Work instruction: Output the data in full. Keep every word exact and exclude the pictures.
[Opening Dataset records section]
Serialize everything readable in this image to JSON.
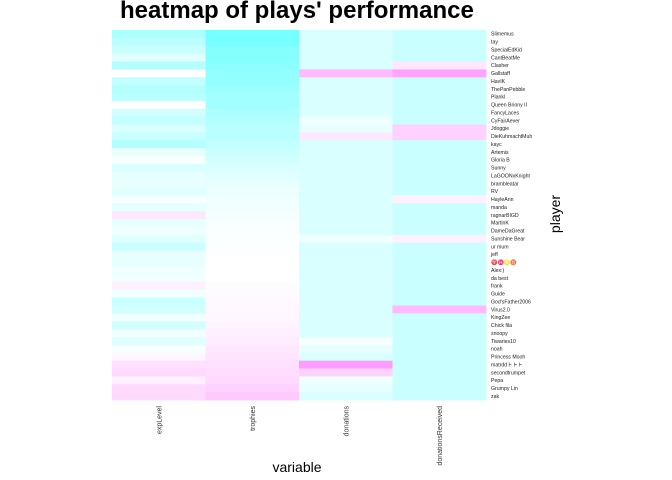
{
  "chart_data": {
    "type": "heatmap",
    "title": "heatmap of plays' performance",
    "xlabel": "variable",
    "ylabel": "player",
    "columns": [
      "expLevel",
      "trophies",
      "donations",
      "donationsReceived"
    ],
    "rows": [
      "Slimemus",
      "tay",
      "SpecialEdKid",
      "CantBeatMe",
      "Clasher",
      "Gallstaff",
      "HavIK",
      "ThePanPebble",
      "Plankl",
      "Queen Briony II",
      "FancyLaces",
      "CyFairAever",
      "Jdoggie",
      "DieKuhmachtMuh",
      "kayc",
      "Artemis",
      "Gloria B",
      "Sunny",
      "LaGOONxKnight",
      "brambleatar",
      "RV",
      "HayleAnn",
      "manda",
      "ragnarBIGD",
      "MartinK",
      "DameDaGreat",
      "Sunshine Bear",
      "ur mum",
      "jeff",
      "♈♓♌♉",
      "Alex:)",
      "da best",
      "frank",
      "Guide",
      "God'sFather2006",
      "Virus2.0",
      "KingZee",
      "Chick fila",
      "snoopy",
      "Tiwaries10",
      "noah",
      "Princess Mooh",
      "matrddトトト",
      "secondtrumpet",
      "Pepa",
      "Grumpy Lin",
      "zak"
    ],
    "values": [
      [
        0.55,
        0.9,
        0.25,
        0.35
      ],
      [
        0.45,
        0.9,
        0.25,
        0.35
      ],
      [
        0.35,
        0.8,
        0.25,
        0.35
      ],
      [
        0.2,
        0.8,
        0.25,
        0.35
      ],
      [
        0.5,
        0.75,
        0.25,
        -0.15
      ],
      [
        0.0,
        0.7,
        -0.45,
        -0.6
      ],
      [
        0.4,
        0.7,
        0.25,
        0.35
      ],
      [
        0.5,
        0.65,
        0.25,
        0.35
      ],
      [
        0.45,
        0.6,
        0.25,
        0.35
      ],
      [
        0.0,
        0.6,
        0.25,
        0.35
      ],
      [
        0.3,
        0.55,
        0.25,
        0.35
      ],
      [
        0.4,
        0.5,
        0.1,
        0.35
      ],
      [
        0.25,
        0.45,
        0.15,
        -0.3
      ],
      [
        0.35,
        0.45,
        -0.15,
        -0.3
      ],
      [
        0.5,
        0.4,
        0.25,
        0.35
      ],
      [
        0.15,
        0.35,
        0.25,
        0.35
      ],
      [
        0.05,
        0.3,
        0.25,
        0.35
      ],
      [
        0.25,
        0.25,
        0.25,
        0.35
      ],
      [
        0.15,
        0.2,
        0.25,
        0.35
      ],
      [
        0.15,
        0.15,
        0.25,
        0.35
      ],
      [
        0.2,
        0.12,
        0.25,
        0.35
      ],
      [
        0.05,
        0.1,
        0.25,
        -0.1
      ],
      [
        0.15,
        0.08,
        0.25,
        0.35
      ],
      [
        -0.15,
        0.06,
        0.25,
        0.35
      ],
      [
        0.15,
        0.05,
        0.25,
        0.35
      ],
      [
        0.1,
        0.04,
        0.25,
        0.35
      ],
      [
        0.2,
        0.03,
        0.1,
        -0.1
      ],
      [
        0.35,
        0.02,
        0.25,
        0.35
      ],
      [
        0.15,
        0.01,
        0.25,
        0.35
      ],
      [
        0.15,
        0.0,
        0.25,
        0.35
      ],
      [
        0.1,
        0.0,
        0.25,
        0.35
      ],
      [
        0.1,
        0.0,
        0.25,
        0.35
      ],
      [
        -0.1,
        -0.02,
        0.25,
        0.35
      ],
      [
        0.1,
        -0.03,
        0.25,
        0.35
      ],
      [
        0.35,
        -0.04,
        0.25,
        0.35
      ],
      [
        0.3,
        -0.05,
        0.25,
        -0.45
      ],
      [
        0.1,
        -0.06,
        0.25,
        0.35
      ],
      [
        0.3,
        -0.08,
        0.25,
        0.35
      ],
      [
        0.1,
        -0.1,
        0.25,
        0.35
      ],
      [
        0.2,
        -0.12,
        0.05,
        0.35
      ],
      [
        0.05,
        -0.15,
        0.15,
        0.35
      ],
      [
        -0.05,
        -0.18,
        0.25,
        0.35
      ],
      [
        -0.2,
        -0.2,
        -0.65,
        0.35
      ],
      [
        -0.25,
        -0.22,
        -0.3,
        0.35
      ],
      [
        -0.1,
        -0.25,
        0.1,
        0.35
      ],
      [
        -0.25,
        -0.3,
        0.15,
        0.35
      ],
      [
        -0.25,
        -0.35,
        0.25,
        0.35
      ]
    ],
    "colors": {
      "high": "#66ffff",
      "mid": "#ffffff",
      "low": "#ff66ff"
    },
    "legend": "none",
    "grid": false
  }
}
[Closing Dataset records section]
Written response:
Serialize everything readable in this image to JSON.
{
  "chart_data": {
    "type": "heatmap",
    "title": "heatmap of plays' performance",
    "xlabel": "variable",
    "ylabel": "player",
    "columns": [
      "expLevel",
      "trophies",
      "donations",
      "donationsReceived"
    ],
    "rows": [
      "Slimemus",
      "tay",
      "SpecialEdKid",
      "CantBeatMe",
      "Clasher",
      "Gallstaff",
      "HavIK",
      "ThePanPebble",
      "Plankl",
      "Queen Briony II",
      "FancyLaces",
      "CyFairAever",
      "Jdoggie",
      "DieKuhmachtMuh",
      "kayc",
      "Artemis",
      "Gloria B",
      "Sunny",
      "LaGOONxKnight",
      "brambleatar",
      "RV",
      "HayleAnn",
      "manda",
      "ragnarBIGD",
      "MartinK",
      "DameDaGreat",
      "Sunshine Bear",
      "ur mum",
      "jeff",
      "♈♓♌♉",
      "Alex:)",
      "da best",
      "frank",
      "Guide",
      "God'sFather2006",
      "Virus2.0",
      "KingZee",
      "Chick fila",
      "snoopy",
      "Tiwaries10",
      "noah",
      "Princess Mooh",
      "matrddトトト",
      "secondtrumpet",
      "Pepa",
      "Grumpy Lin",
      "zak"
    ],
    "values": [
      [
        0.55,
        0.9,
        0.25,
        0.35
      ],
      [
        0.45,
        0.9,
        0.25,
        0.35
      ],
      [
        0.35,
        0.8,
        0.25,
        0.35
      ],
      [
        0.2,
        0.8,
        0.25,
        0.35
      ],
      [
        0.5,
        0.75,
        0.25,
        -0.15
      ],
      [
        0.0,
        0.7,
        -0.45,
        -0.6
      ],
      [
        0.4,
        0.7,
        0.25,
        0.35
      ],
      [
        0.5,
        0.65,
        0.25,
        0.35
      ],
      [
        0.45,
        0.6,
        0.25,
        0.35
      ],
      [
        0.0,
        0.6,
        0.25,
        0.35
      ],
      [
        0.3,
        0.55,
        0.25,
        0.35
      ],
      [
        0.4,
        0.5,
        0.1,
        0.35
      ],
      [
        0.25,
        0.45,
        0.15,
        -0.3
      ],
      [
        0.35,
        0.45,
        -0.15,
        -0.3
      ],
      [
        0.5,
        0.4,
        0.25,
        0.35
      ],
      [
        0.15,
        0.35,
        0.25,
        0.35
      ],
      [
        0.05,
        0.3,
        0.25,
        0.35
      ],
      [
        0.25,
        0.25,
        0.25,
        0.35
      ],
      [
        0.15,
        0.2,
        0.25,
        0.35
      ],
      [
        0.15,
        0.15,
        0.25,
        0.35
      ],
      [
        0.2,
        0.12,
        0.25,
        0.35
      ],
      [
        0.05,
        0.1,
        0.25,
        -0.1
      ],
      [
        0.15,
        0.08,
        0.25,
        0.35
      ],
      [
        -0.15,
        0.06,
        0.25,
        0.35
      ],
      [
        0.15,
        0.05,
        0.25,
        0.35
      ],
      [
        0.1,
        0.04,
        0.25,
        0.35
      ],
      [
        0.2,
        0.03,
        0.1,
        -0.1
      ],
      [
        0.35,
        0.02,
        0.25,
        0.35
      ],
      [
        0.15,
        0.01,
        0.25,
        0.35
      ],
      [
        0.15,
        0.0,
        0.25,
        0.35
      ],
      [
        0.1,
        0.0,
        0.25,
        0.35
      ],
      [
        0.1,
        0.0,
        0.25,
        0.35
      ],
      [
        -0.1,
        -0.02,
        0.25,
        0.35
      ],
      [
        0.1,
        -0.03,
        0.25,
        0.35
      ],
      [
        0.35,
        -0.04,
        0.25,
        0.35
      ],
      [
        0.3,
        -0.05,
        0.25,
        -0.45
      ],
      [
        0.1,
        -0.06,
        0.25,
        0.35
      ],
      [
        0.3,
        -0.08,
        0.25,
        0.35
      ],
      [
        0.1,
        -0.1,
        0.25,
        0.35
      ],
      [
        0.2,
        -0.12,
        0.05,
        0.35
      ],
      [
        0.05,
        -0.15,
        0.15,
        0.35
      ],
      [
        -0.05,
        -0.18,
        0.25,
        0.35
      ],
      [
        -0.2,
        -0.2,
        -0.65,
        0.35
      ],
      [
        -0.25,
        -0.22,
        -0.3,
        0.35
      ],
      [
        -0.1,
        -0.25,
        0.1,
        0.35
      ],
      [
        -0.25,
        -0.3,
        0.15,
        0.35
      ],
      [
        -0.25,
        -0.35,
        0.25,
        0.35
      ]
    ],
    "colors": {
      "high": "#66ffff",
      "mid": "#ffffff",
      "low": "#ff66ff"
    },
    "legend": "none",
    "grid": false
  }
}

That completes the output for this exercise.